_GOAL_: Find each line with the word "entreprises" and state how many there are, nothing more.

☆ ☆ ☆

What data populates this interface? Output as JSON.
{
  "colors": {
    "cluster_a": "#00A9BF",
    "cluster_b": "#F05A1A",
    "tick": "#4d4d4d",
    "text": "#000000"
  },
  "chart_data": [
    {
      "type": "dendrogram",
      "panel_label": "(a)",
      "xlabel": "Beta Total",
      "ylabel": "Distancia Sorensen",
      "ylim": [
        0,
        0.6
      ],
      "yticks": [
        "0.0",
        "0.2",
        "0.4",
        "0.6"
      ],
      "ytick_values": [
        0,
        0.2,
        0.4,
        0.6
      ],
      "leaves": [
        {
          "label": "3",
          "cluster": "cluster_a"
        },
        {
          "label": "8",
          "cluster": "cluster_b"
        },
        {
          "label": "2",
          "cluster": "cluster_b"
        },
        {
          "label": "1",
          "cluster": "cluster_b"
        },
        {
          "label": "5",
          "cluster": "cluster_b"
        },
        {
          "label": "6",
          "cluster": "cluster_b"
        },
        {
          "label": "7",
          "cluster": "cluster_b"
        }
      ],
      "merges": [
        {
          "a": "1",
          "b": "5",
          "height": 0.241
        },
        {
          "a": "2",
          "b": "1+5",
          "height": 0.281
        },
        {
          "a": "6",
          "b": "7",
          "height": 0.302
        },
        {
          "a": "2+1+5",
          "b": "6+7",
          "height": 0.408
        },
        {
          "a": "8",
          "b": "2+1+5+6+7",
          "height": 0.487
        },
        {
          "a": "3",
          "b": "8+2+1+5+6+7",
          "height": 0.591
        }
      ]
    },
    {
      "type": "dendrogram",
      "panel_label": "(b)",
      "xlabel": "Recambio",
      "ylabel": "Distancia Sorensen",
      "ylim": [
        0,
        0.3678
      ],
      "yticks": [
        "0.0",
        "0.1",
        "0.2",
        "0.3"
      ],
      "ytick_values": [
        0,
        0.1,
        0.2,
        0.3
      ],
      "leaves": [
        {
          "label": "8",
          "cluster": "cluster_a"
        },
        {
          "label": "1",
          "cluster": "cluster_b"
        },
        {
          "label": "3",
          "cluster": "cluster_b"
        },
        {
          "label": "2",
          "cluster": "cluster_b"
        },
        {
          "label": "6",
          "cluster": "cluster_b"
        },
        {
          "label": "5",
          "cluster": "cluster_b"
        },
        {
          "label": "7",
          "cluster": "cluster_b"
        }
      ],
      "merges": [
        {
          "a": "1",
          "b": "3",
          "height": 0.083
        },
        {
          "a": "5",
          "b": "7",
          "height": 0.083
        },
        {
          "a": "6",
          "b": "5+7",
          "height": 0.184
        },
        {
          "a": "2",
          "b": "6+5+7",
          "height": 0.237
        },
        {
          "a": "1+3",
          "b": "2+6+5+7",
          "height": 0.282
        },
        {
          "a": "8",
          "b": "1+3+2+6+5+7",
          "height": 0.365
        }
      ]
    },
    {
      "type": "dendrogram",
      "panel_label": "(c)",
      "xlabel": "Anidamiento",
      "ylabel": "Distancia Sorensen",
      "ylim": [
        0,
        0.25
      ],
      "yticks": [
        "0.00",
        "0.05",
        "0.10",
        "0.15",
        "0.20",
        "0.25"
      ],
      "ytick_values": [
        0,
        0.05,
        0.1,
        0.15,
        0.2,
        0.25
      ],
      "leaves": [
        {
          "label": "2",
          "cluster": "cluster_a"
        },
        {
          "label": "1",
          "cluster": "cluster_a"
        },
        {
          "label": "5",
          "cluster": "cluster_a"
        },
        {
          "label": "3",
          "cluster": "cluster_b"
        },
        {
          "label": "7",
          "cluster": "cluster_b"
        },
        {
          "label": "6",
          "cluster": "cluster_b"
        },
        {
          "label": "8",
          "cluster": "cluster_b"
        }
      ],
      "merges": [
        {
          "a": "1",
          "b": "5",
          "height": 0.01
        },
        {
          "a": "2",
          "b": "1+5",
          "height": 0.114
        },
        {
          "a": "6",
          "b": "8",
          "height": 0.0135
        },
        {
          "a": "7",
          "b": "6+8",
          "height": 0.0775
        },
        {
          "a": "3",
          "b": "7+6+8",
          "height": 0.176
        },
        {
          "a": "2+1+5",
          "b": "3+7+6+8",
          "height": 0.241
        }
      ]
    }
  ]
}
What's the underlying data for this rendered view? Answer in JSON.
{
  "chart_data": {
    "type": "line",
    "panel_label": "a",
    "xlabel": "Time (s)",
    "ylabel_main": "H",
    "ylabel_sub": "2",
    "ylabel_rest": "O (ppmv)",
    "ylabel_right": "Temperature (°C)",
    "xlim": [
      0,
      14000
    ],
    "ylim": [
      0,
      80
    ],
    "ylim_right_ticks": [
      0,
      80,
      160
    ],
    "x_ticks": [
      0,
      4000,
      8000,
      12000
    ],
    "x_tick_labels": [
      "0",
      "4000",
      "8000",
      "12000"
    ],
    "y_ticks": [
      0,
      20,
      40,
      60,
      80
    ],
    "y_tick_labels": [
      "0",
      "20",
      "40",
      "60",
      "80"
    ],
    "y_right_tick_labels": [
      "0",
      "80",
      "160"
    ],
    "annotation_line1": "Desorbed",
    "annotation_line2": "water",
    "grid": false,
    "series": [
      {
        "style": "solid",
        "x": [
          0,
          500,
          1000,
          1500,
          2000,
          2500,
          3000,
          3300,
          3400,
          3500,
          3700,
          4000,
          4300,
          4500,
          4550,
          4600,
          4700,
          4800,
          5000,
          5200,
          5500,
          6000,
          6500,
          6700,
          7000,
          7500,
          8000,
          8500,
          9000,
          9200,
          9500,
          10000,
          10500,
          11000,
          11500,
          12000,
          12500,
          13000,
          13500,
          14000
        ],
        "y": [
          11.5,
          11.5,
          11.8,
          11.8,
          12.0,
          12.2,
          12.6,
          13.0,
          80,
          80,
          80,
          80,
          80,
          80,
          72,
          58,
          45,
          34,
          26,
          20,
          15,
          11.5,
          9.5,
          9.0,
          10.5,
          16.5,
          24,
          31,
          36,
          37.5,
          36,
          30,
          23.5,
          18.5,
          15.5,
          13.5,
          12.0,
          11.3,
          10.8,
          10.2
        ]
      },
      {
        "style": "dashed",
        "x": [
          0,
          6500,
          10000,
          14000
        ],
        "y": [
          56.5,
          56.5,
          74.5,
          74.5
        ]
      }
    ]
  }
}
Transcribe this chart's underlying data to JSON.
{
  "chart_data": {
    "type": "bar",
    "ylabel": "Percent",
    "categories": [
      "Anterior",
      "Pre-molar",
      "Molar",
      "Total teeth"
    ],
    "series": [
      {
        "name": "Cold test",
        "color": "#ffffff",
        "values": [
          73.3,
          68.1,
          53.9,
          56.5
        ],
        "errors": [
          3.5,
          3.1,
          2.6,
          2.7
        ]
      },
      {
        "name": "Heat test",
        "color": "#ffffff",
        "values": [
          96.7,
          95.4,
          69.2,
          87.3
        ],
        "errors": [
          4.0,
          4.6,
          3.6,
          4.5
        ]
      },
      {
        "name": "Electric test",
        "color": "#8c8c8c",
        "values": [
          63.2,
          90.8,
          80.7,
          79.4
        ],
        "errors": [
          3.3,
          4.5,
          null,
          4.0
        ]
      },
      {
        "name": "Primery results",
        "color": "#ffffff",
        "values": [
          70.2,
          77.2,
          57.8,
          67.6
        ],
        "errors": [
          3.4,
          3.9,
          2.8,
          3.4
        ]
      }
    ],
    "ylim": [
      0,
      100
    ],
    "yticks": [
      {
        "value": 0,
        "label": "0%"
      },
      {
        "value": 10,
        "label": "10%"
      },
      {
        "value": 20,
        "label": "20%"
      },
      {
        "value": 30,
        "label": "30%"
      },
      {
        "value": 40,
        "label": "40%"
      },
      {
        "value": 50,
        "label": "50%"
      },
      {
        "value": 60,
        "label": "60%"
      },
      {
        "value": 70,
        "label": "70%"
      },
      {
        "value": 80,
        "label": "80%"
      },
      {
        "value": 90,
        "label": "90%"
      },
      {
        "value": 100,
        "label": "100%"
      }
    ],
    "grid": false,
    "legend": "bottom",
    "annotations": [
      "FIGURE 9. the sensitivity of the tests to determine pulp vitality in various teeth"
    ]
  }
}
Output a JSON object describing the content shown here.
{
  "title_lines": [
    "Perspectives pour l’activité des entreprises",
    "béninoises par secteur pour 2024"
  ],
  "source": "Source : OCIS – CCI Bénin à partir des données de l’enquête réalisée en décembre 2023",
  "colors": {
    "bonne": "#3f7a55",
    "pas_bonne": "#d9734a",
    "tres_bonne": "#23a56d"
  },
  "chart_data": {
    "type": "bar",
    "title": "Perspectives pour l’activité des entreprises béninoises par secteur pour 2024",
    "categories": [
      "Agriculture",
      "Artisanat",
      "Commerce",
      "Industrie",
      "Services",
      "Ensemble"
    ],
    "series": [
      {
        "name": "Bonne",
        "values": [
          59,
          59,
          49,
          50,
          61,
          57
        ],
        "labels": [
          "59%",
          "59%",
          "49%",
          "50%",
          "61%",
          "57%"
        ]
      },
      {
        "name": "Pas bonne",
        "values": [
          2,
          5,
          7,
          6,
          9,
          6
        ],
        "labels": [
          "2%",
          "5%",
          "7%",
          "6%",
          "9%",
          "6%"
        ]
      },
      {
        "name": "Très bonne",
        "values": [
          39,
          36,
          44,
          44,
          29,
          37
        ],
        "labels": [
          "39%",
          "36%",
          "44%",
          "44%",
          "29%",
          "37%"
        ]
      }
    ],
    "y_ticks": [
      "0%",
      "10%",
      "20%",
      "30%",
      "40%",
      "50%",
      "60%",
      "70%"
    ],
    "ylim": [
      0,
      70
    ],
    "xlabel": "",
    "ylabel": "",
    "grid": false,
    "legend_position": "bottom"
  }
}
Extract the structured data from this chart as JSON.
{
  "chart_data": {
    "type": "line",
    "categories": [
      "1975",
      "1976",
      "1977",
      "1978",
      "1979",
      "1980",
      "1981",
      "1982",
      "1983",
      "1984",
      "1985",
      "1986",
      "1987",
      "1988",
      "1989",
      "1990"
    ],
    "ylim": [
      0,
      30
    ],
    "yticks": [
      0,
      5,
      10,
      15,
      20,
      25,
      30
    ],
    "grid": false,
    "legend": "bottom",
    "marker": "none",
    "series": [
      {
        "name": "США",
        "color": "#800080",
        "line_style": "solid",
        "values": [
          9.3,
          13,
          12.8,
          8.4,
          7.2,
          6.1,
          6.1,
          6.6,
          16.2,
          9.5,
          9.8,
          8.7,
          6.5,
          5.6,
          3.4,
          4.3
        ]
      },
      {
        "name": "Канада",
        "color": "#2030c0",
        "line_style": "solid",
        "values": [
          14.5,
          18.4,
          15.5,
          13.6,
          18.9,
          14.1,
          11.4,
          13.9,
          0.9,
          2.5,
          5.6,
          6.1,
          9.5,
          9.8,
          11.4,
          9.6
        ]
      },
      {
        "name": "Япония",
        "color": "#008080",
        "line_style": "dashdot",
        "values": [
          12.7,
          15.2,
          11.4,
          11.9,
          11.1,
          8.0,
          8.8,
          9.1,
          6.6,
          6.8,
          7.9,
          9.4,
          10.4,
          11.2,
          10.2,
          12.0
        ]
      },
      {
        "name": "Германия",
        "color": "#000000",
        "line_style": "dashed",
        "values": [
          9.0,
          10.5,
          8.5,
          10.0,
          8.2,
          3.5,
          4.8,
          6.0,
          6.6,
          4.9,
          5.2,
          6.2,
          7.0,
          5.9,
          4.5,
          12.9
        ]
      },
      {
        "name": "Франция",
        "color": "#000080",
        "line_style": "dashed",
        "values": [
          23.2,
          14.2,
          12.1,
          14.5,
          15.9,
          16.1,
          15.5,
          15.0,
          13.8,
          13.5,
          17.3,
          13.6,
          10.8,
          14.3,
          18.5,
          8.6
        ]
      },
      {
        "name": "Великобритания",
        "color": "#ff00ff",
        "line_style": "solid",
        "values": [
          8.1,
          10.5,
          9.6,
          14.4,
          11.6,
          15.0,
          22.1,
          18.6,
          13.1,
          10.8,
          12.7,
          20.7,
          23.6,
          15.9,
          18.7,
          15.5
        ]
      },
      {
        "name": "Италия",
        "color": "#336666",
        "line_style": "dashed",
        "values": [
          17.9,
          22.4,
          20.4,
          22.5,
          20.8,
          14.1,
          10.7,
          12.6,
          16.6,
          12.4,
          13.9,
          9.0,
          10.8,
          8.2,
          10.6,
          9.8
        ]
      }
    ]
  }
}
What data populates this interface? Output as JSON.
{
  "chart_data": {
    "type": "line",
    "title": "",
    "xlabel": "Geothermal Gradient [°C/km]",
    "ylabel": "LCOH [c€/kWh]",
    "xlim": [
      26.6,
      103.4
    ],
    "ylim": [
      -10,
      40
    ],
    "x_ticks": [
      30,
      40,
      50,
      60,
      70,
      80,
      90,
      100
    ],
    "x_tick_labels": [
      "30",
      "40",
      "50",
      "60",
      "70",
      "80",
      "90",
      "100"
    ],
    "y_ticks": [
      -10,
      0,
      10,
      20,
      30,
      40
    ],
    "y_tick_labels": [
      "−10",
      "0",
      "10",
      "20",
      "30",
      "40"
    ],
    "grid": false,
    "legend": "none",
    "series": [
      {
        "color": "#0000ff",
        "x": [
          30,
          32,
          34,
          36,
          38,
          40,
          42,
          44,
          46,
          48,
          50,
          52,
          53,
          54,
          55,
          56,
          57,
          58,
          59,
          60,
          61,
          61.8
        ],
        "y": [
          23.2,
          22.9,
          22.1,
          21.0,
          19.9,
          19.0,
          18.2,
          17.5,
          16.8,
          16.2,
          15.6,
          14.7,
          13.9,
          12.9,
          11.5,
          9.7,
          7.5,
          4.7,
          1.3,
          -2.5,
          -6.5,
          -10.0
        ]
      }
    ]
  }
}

☆ ☆ ☆

_ANSWER FOR THE TASK_: 2